[Begin INPUT FOR THIS TASK]
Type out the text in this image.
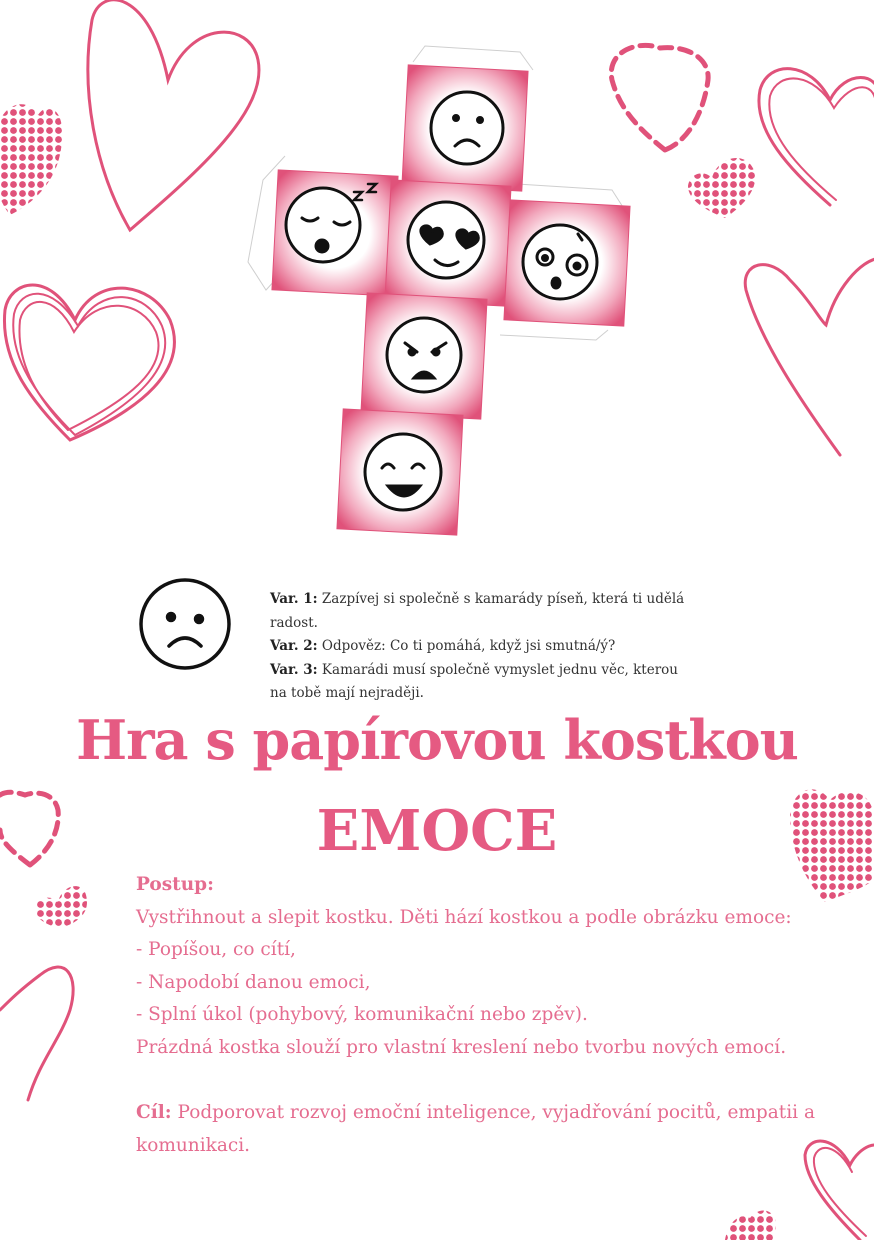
Var. 1: Zazpívej si společně s kamarády píseň, která ti udělá radost.
Var. 2: Odpověz: Co ti pomáhá, když jsi smutná/ý?
Var. 3: Kamarádi musí společně vymyslet jednu věc, kterou na tobě mají nejraději.
Hra s papírovou kostkou
EMOCE
Postup:
Vystřihnout a slepit kostku. Děti hází kostkou a podle obrázku emoce:
- Popíšou, co cítí,
- Napodobí danou emoci,
- Splní úkol (pohybový, komunikační nebo zpěv).
Prázdná kostka slouží pro vlastní kreslení nebo tvorbu nových emocí.
Cíl: Podporovat rozvoj emoční inteligence, vyjadřování pocitů, empatii a komunikaci.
[End INPUT FOR THIS TASK]
- _JOB_
Copy out all the data without changing anything, and drop the pictures.

- _PROBLEM SOLUTION_
Type out the text in this image.
Var. 1: Zazpívej si společně s kamarády píseň, která ti udělá radost.
Var. 2: Odpověz: Co ti pomáhá, když jsi smutná/ý?
Var. 3: Kamarádi musí společně vymyslet jednu věc, kterou na tobě mají nejraději.
Hra s papírovou kostkou
EMOCE
Postup:
Vystřihnout a slepit kostku. Děti hází kostkou a podle obrázku emoce:
- Popíšou, co cítí,
- Napodobí danou emoci,
- Splní úkol (pohybový, komunikační nebo zpěv).
Prázdná kostka slouží pro vlastní kreslení nebo tvorbu nových emocí.
Cíl: Podporovat rozvoj emoční inteligence, vyjadřování pocitů, empatii a komunikaci.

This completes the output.